Material to process
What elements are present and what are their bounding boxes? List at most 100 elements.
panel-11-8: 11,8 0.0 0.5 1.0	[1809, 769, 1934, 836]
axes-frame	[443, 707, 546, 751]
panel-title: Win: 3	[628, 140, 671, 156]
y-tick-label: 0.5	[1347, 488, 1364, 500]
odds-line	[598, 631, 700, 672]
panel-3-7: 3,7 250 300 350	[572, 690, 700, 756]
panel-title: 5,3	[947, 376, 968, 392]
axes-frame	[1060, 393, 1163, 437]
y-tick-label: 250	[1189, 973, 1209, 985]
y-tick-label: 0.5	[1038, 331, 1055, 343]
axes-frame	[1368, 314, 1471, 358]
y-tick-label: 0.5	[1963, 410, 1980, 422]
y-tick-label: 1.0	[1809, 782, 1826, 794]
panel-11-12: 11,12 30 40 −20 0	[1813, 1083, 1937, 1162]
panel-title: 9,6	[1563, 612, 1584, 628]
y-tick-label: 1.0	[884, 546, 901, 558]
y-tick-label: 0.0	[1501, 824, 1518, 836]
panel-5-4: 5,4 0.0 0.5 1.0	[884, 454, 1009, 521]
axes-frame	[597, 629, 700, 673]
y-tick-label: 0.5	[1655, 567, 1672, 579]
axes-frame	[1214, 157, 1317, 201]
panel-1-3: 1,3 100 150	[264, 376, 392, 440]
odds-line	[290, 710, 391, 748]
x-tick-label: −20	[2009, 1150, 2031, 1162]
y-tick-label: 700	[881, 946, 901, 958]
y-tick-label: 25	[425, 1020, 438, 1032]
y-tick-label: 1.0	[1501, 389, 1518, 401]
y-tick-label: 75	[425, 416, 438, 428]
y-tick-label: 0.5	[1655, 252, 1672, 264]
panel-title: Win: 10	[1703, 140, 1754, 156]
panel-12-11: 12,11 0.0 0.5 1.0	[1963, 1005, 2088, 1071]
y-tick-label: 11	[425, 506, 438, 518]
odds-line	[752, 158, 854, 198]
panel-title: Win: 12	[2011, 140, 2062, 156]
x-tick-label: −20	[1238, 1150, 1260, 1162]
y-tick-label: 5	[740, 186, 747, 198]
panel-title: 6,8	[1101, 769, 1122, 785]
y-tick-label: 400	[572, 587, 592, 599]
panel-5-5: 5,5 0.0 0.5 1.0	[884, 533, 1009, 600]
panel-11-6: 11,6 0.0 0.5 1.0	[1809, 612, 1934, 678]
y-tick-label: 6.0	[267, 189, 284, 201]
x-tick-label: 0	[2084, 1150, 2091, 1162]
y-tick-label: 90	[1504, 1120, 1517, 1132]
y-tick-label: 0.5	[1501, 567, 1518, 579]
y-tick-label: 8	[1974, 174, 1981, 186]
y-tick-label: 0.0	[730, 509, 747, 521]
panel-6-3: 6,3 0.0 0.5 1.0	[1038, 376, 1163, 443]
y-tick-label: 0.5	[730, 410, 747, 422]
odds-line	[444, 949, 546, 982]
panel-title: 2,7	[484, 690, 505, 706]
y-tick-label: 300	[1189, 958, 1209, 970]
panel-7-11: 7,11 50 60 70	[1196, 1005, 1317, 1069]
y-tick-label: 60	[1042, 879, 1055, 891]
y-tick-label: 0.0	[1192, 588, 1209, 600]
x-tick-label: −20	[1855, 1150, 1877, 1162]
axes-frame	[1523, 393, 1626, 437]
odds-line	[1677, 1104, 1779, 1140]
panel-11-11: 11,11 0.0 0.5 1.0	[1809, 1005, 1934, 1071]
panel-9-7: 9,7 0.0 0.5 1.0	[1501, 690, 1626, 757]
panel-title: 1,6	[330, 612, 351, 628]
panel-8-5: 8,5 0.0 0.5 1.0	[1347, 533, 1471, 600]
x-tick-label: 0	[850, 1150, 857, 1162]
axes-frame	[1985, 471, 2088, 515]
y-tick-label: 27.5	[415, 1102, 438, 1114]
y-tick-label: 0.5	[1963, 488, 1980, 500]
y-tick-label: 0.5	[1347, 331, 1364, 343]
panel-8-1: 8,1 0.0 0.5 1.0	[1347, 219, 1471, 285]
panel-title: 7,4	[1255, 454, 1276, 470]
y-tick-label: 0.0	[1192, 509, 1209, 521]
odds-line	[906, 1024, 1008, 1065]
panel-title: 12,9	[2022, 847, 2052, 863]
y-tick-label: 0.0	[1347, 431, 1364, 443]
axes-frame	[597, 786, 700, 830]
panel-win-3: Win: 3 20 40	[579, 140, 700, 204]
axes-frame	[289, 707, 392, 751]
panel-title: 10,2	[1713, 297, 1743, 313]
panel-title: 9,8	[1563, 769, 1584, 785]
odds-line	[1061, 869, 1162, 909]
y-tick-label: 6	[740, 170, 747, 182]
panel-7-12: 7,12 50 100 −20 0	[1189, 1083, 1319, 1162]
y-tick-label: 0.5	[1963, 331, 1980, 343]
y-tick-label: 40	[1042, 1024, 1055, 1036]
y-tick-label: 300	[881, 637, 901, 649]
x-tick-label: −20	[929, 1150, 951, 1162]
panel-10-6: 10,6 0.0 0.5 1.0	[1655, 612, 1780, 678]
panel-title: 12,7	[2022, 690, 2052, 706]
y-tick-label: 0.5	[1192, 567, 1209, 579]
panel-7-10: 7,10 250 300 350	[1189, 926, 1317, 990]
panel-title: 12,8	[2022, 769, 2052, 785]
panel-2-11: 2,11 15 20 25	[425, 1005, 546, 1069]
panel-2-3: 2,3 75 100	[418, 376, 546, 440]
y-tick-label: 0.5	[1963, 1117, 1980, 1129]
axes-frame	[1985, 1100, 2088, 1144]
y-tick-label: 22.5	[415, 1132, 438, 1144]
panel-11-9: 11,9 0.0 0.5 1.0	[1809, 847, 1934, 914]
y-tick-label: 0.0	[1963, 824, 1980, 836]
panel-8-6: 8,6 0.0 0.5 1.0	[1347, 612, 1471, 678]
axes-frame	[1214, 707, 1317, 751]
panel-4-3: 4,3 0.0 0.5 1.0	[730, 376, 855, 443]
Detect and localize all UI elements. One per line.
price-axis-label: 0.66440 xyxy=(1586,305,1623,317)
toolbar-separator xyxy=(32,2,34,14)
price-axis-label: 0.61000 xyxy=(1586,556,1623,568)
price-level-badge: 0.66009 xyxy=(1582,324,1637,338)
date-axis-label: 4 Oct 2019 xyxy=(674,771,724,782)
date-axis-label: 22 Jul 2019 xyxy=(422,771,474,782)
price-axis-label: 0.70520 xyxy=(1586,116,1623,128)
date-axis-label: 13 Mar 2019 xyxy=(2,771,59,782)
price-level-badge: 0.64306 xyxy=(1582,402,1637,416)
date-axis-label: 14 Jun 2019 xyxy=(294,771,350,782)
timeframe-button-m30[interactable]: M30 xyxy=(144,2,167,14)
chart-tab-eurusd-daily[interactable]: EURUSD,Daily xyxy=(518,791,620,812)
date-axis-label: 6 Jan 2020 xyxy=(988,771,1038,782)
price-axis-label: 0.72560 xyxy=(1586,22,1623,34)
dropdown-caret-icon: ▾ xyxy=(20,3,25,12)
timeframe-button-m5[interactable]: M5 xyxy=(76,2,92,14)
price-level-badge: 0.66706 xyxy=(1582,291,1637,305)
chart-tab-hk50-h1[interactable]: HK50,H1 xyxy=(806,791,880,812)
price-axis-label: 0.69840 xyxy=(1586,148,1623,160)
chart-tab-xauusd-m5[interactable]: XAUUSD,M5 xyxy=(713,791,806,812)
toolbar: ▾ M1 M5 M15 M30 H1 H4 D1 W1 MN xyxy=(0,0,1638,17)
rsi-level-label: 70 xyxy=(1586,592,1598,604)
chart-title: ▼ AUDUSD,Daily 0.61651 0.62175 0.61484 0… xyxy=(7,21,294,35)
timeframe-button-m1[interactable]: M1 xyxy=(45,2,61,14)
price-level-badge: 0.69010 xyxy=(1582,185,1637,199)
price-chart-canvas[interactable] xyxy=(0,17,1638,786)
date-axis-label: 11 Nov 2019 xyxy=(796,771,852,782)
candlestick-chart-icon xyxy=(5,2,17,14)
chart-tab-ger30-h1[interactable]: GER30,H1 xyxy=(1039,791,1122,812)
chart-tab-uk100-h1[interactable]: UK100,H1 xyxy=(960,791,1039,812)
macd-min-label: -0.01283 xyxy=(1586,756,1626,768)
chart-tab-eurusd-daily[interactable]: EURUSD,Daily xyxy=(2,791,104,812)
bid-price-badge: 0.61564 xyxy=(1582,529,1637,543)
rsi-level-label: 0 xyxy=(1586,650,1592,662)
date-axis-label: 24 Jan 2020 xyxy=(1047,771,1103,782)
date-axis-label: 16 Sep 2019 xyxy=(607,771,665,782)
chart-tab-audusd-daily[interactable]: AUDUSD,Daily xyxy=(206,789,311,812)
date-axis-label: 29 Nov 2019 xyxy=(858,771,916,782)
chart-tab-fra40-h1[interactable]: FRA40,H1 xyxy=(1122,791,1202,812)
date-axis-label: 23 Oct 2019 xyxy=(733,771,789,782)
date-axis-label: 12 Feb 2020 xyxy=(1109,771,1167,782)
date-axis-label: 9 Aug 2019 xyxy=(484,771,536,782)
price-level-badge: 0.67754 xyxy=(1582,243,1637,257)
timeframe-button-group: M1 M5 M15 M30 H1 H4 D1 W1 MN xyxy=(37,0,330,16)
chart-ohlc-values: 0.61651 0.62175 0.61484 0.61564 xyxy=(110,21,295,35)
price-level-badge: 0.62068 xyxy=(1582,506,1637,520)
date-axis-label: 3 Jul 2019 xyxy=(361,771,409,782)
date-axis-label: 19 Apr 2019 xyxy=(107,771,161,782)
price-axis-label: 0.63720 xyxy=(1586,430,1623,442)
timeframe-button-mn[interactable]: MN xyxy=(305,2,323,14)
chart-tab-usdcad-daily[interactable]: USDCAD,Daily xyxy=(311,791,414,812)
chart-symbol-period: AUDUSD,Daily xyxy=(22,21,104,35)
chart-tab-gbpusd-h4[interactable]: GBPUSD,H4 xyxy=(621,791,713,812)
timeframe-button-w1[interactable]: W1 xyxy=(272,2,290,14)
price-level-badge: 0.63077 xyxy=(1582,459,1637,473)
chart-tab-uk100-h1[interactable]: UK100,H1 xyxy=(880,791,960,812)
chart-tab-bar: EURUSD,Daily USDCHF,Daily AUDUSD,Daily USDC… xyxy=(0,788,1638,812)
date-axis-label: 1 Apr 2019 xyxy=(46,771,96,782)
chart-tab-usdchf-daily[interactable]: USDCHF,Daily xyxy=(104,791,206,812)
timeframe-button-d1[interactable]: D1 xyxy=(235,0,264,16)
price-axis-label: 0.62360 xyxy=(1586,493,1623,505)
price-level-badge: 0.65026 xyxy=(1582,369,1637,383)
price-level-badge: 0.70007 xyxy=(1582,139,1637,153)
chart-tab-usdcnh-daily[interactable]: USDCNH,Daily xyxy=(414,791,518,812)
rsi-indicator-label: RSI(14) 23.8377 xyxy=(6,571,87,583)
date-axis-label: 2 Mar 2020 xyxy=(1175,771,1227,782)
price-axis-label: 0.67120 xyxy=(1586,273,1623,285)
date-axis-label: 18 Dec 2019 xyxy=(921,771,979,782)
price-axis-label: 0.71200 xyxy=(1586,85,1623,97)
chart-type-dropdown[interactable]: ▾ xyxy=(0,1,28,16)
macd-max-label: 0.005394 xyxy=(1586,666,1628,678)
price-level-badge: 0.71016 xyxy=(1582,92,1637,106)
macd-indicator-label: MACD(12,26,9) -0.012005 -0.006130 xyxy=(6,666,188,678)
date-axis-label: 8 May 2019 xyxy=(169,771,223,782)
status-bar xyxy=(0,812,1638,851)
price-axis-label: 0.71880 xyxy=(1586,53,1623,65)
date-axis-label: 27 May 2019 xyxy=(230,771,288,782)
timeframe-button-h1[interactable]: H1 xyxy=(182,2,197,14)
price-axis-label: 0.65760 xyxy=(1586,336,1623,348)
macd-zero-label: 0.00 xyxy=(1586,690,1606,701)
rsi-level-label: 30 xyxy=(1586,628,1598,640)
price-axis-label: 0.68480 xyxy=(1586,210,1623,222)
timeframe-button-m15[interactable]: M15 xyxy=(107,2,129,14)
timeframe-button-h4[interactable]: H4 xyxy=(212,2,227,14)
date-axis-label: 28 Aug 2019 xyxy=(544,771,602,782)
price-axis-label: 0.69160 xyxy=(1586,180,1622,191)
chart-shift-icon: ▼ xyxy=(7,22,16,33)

Objective
Can you give the records again, starting at the first line and ending at the line that contains "690, 505, 706]", with "odds-line" replaced by "odds-curve" and everything else left unchanged?

Response for this exercise
What elements are present and what are their bounding boxes? List at most 100 elements.
panel-11-8: 11,8 0.0 0.5 1.0	[1809, 769, 1934, 836]
axes-frame	[443, 707, 546, 751]
panel-title: Win: 3	[628, 140, 671, 156]
y-tick-label: 0.5	[1347, 488, 1364, 500]
odds-curve	[598, 631, 700, 672]
panel-3-7: 3,7 250 300 350	[572, 690, 700, 756]
panel-title: 5,3	[947, 376, 968, 392]
axes-frame	[1060, 393, 1163, 437]
y-tick-label: 250	[1189, 973, 1209, 985]
y-tick-label: 0.5	[1038, 331, 1055, 343]
axes-frame	[1368, 314, 1471, 358]
y-tick-label: 0.5	[1963, 410, 1980, 422]
y-tick-label: 1.0	[1809, 782, 1826, 794]
panel-11-12: 11,12 30 40 −20 0	[1813, 1083, 1937, 1162]
panel-title: 9,6	[1563, 612, 1584, 628]
y-tick-label: 1.0	[884, 546, 901, 558]
y-tick-label: 0.0	[1501, 824, 1518, 836]
panel-5-4: 5,4 0.0 0.5 1.0	[884, 454, 1009, 521]
axes-frame	[597, 629, 700, 673]
y-tick-label: 0.5	[1655, 567, 1672, 579]
axes-frame	[1214, 157, 1317, 201]
panel-1-3: 1,3 100 150	[264, 376, 392, 440]
odds-curve	[290, 710, 391, 748]
x-tick-label: −20	[2009, 1150, 2031, 1162]
y-tick-label: 700	[881, 946, 901, 958]
y-tick-label: 25	[425, 1020, 438, 1032]
y-tick-label: 1.0	[1501, 389, 1518, 401]
y-tick-label: 75	[425, 416, 438, 428]
y-tick-label: 0.5	[1655, 252, 1672, 264]
panel-title: Win: 10	[1703, 140, 1754, 156]
panel-12-11: 12,11 0.0 0.5 1.0	[1963, 1005, 2088, 1071]
y-tick-label: 11	[425, 506, 438, 518]
odds-curve	[752, 158, 854, 198]
panel-title: Win: 12	[2011, 140, 2062, 156]
x-tick-label: −20	[1238, 1150, 1260, 1162]
y-tick-label: 5	[740, 186, 747, 198]
panel-title: 6,8	[1101, 769, 1122, 785]
y-tick-label: 400	[572, 587, 592, 599]
panel-5-5: 5,5 0.0 0.5 1.0	[884, 533, 1009, 600]
panel-11-6: 11,6 0.0 0.5 1.0	[1809, 612, 1934, 678]
y-tick-label: 6.0	[267, 189, 284, 201]
x-tick-label: 0	[2084, 1150, 2091, 1162]
y-tick-label: 90	[1504, 1120, 1517, 1132]
y-tick-label: 0.5	[1501, 567, 1518, 579]
y-tick-label: 8	[1974, 174, 1981, 186]
y-tick-label: 0.0	[730, 509, 747, 521]
panel-6-3: 6,3 0.0 0.5 1.0	[1038, 376, 1163, 443]
y-tick-label: 0.5	[730, 410, 747, 422]
odds-curve	[444, 949, 546, 982]
panel-title: 2,7	[484, 690, 505, 706]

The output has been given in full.